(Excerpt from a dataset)
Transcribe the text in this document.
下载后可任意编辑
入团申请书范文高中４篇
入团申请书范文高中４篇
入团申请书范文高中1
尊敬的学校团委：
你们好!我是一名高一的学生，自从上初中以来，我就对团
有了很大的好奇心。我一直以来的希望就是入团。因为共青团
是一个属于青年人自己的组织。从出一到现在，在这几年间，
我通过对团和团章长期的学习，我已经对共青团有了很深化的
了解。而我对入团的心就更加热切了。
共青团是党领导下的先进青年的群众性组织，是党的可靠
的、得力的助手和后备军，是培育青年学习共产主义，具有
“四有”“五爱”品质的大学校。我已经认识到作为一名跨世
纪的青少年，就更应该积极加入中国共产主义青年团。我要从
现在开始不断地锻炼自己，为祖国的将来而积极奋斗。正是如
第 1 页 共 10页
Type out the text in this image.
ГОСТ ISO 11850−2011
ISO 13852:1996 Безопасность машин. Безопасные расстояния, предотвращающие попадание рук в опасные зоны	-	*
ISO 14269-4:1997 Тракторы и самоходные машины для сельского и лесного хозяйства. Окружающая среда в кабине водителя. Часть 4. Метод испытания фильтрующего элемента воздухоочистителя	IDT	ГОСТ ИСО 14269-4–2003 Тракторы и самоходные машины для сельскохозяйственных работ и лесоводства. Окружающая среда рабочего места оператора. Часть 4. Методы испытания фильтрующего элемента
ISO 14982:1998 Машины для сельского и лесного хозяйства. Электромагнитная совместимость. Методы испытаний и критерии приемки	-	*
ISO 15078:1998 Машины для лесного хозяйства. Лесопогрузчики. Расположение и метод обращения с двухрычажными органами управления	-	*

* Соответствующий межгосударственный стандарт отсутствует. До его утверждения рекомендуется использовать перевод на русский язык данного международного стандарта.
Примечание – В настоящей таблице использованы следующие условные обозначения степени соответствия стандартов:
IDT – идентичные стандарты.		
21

▶ **Given task**
Make a list of all lines in the data that contain "хозяйства".

▶ **Final result**
ISO 14269-4:1997 Тракторы и самоходные машины для сельского и лесного хозяйства. Окружающая среда в кабине водителя. Часть 4. Метод испытания фильтрующего элемента воздухоочистителя	IDT	ГОСТ ИСО 14269-4–2003 Тракторы и самоходные машины для сельскохозяйственных работ и лесоводства. Окружающая среда рабочего места оператора. Часть 4. Методы испытания фильтрующего элемента
ISO 14982:1998 Машины для сельского и лесного хозяйства. Электромагнитная совместимость. Методы испытаний и критерии приемки	-	*
ISO 15078:1998 Машины для лесного хозяйства. Лесопогрузчики. Расположение и метод обращения с двухрычажными органами управления	-	*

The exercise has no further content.